• WHAT YOU WILL DO:
Extract all lines containing "Ergebnis".

(Recorded data)
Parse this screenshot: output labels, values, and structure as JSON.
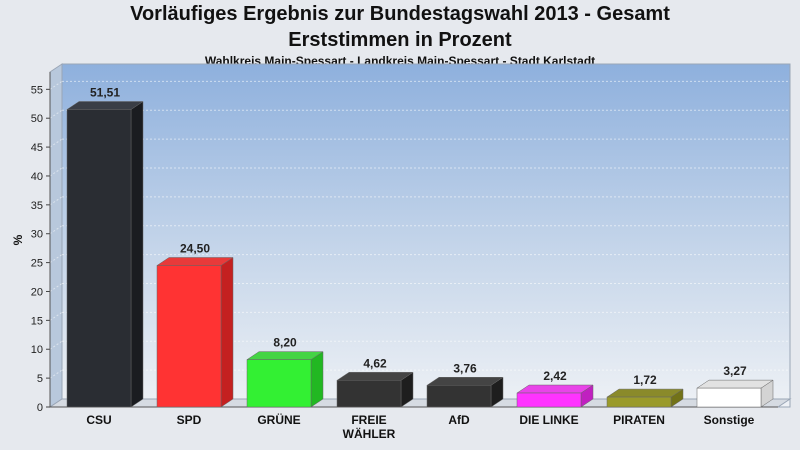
{
  "header": {
    "title_line1": "Vorläufiges Ergebnis zur Bundestagswahl 2013 - Gesamt",
    "title_line2": "Erststimmen in Prozent",
    "subtitle": "Wahlkreis Main-Spessart - Landkreis Main-Spessart - Stadt Karlstadt"
  },
  "chart_data": {
    "type": "bar",
    "title": "Vorläufiges Ergebnis zur Bundestagswahl 2013 - Gesamt",
    "subtitle": "Erststimmen in Prozent",
    "xlabel": "",
    "ylabel": "%",
    "ylim": [
      0,
      58
    ],
    "yticks": [
      0,
      5,
      10,
      15,
      20,
      25,
      30,
      35,
      40,
      45,
      50,
      55
    ],
    "grid": true,
    "categories": [
      [
        "CSU"
      ],
      [
        "SPD"
      ],
      [
        "GRÜNE"
      ],
      [
        "FREIE",
        "WÄHLER"
      ],
      [
        "AfD"
      ],
      [
        "DIE LINKE"
      ],
      [
        "PIRATEN"
      ],
      [
        "Sonstige"
      ]
    ],
    "values": [
      51.51,
      24.5,
      8.2,
      4.62,
      3.76,
      2.42,
      1.72,
      3.27
    ],
    "value_labels": [
      "51,51",
      "24,50",
      "8,20",
      "4,62",
      "3,76",
      "2,42",
      "1,72",
      "3,27"
    ],
    "colors": [
      "#2a2d33",
      "#ff3333",
      "#33f033",
      "#333333",
      "#333333",
      "#ff33ff",
      "#9a9a2a",
      "#ffffff"
    ],
    "colors_dark": [
      "#1a1c20",
      "#c42020",
      "#22b822",
      "#1e1e1e",
      "#1e1e1e",
      "#c020c0",
      "#727218",
      "#d4d4d4"
    ],
    "colors_top": [
      "#3a3e46",
      "#e83a3a",
      "#44d444",
      "#444444",
      "#444444",
      "#e844e8",
      "#8a8a2a",
      "#e2e2e2"
    ]
  }
}
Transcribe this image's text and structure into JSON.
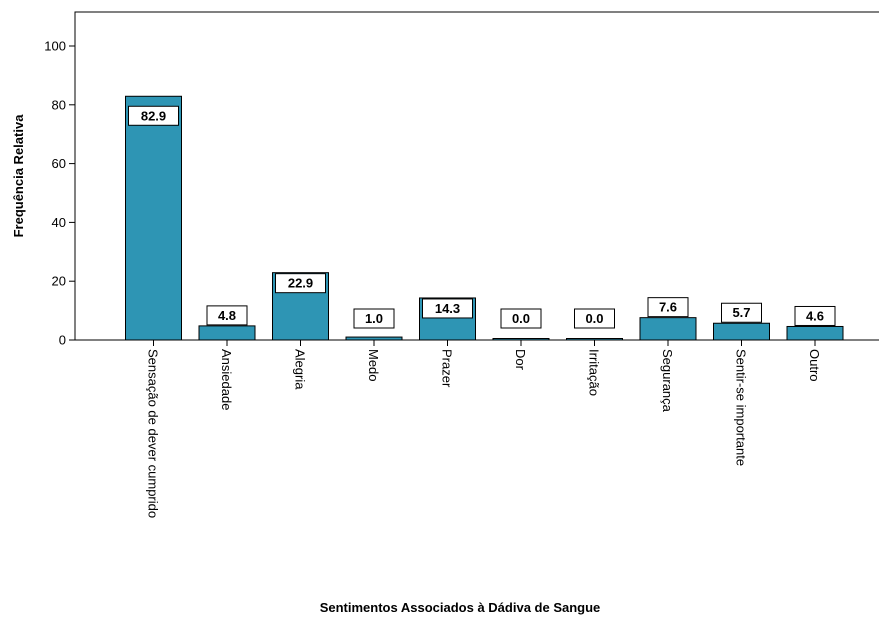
{
  "chart_data": {
    "type": "bar",
    "xlabel": "Sentimentos Associados à Dádiva de Sangue",
    "ylabel": "Frequência Relativa",
    "ylim": [
      0,
      110
    ],
    "yticks": [
      0,
      20,
      40,
      60,
      80,
      100
    ],
    "categories": [
      "Sensação de dever cumprido",
      "Ansiedade",
      "Alegria",
      "Medo",
      "Prazer",
      "Dor",
      "Irritação",
      "Segurança",
      "Sentir-se importante",
      "Outro"
    ],
    "values": [
      82.9,
      4.8,
      22.9,
      1.0,
      14.3,
      0.0,
      0.0,
      7.6,
      5.7,
      4.6
    ],
    "value_labels": [
      "82.9",
      "4.8",
      "22.9",
      "1.0",
      "14.3",
      "0.0",
      "0.0",
      "7.6",
      "5.7",
      "4.6"
    ],
    "bar_color": "#2e95b4",
    "grid": false,
    "legend": "none"
  }
}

• WORKED ANSWER:
    "title_line1": "Vorläufiges Ergebnis zur Bundestagswahl 2013 - Gesamt",
    "title": "Vorläufiges Ergebnis zur Bundestagswahl 2013 - Gesamt",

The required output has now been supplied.